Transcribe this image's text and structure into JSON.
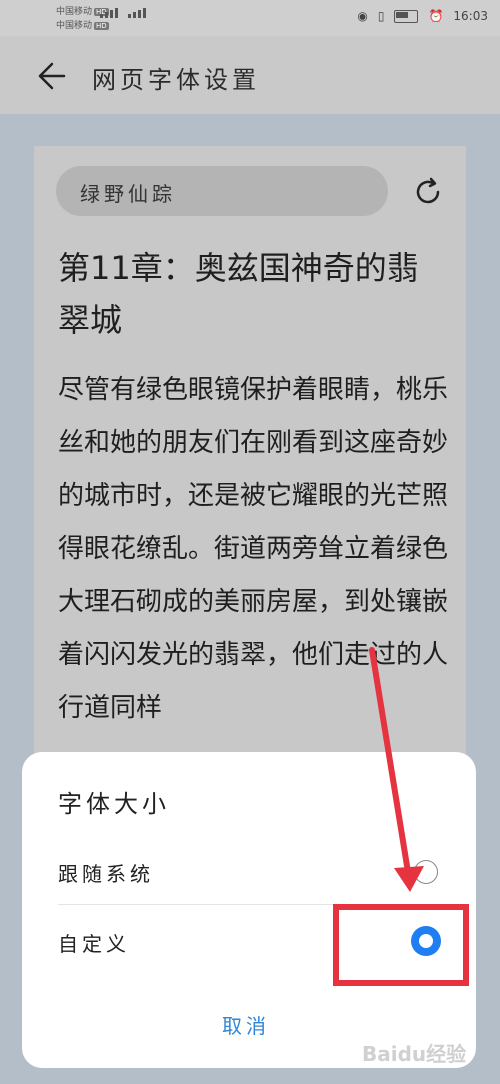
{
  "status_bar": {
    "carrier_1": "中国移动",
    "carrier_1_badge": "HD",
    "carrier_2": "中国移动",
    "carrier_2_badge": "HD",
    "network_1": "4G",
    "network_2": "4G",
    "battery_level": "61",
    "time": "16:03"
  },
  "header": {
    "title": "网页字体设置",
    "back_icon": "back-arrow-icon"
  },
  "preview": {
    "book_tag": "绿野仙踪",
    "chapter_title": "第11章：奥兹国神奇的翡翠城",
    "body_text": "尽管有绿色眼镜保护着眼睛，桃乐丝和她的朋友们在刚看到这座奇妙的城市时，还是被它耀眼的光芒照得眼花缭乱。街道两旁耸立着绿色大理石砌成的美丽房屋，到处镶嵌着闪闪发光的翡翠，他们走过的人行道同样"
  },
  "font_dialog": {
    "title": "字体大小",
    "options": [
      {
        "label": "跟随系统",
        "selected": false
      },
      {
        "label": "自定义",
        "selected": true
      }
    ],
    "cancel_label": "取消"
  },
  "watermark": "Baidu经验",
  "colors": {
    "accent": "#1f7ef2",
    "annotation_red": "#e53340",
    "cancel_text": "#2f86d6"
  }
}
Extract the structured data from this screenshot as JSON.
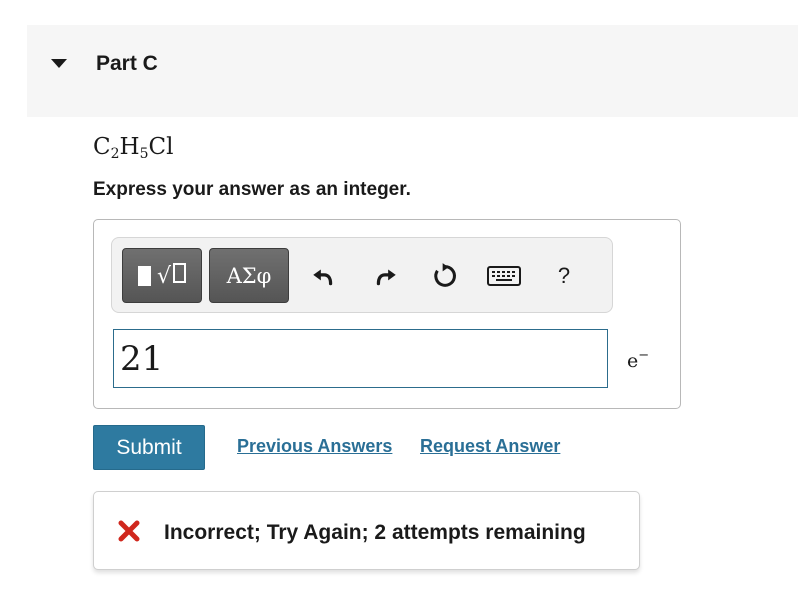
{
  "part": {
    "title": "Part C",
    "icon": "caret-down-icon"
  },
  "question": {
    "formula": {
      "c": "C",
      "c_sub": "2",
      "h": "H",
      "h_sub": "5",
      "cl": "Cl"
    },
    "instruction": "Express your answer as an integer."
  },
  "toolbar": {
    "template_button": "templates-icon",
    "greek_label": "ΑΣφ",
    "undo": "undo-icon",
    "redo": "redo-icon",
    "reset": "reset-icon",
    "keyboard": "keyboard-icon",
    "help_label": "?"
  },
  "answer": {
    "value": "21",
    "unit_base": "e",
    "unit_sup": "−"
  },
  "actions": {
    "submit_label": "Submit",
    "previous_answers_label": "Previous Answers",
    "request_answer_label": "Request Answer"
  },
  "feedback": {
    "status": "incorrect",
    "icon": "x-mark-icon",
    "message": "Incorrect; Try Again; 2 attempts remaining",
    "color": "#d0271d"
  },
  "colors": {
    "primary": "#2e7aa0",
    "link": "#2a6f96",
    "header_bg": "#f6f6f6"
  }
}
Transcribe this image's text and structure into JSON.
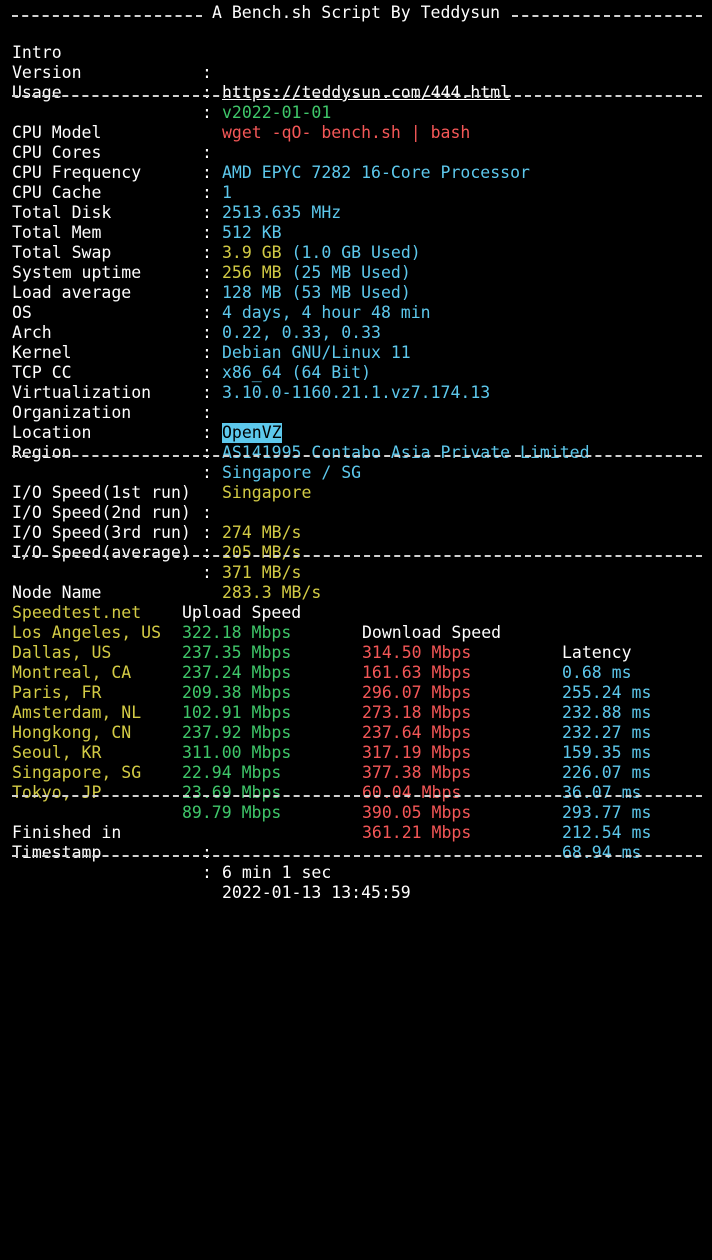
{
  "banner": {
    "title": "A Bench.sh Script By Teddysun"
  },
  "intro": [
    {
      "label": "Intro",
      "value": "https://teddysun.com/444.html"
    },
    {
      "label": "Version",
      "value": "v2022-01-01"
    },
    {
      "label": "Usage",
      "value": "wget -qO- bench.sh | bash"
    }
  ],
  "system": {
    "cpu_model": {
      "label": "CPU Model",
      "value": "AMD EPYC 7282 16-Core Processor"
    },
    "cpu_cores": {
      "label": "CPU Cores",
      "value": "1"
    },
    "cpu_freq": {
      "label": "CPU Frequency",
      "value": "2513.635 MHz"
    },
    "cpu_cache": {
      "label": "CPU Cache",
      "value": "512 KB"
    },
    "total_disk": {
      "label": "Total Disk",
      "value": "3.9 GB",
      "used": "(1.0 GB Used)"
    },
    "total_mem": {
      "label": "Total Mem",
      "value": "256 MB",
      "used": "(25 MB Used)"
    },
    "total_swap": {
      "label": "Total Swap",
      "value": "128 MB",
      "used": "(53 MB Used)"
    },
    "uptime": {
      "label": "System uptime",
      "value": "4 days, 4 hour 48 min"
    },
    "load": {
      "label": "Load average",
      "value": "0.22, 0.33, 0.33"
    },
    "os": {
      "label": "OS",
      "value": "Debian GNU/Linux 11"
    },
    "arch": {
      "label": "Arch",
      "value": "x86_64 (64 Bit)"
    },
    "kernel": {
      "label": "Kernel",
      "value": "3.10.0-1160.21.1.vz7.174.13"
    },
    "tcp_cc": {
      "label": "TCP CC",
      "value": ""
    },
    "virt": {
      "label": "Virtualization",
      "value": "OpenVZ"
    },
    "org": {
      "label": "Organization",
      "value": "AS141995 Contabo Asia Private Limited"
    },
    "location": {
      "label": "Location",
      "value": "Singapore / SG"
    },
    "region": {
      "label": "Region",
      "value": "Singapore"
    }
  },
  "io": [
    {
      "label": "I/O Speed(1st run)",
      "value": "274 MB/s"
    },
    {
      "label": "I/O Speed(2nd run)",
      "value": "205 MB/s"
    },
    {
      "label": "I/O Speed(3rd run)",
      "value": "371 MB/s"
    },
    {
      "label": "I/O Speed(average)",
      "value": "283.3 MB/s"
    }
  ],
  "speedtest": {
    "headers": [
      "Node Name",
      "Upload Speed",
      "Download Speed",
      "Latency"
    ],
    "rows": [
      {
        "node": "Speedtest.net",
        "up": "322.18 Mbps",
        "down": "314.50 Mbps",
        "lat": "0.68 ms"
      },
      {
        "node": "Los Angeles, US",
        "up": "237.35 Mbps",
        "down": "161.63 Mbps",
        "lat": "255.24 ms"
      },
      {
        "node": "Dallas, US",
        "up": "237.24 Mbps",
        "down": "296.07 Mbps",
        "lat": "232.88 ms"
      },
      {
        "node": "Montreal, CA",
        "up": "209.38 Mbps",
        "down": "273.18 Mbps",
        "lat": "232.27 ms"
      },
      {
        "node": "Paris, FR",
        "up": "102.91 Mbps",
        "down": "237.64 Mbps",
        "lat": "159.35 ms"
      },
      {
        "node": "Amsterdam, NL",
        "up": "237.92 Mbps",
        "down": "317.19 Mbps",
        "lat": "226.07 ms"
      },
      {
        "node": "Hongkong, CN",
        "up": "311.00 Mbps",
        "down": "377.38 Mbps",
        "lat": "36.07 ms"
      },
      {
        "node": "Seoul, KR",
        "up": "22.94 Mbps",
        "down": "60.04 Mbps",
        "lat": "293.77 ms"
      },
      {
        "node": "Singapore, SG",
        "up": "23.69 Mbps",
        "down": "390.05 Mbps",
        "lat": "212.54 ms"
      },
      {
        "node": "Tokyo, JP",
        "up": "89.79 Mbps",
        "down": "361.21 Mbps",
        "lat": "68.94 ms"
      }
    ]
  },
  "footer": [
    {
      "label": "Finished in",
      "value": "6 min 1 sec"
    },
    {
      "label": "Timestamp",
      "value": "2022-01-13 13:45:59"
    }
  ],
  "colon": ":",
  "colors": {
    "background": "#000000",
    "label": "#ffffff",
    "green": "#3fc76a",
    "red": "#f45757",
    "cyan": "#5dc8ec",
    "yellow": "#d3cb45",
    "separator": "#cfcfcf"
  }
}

• • • • •

__What needs to be done__
Each line in the listing above that contains "used" should be copied.

__Solution__
      "used": "(1.0 GB Used)"
      "used": "(25 MB Used)"
      "used": "(53 MB Used)"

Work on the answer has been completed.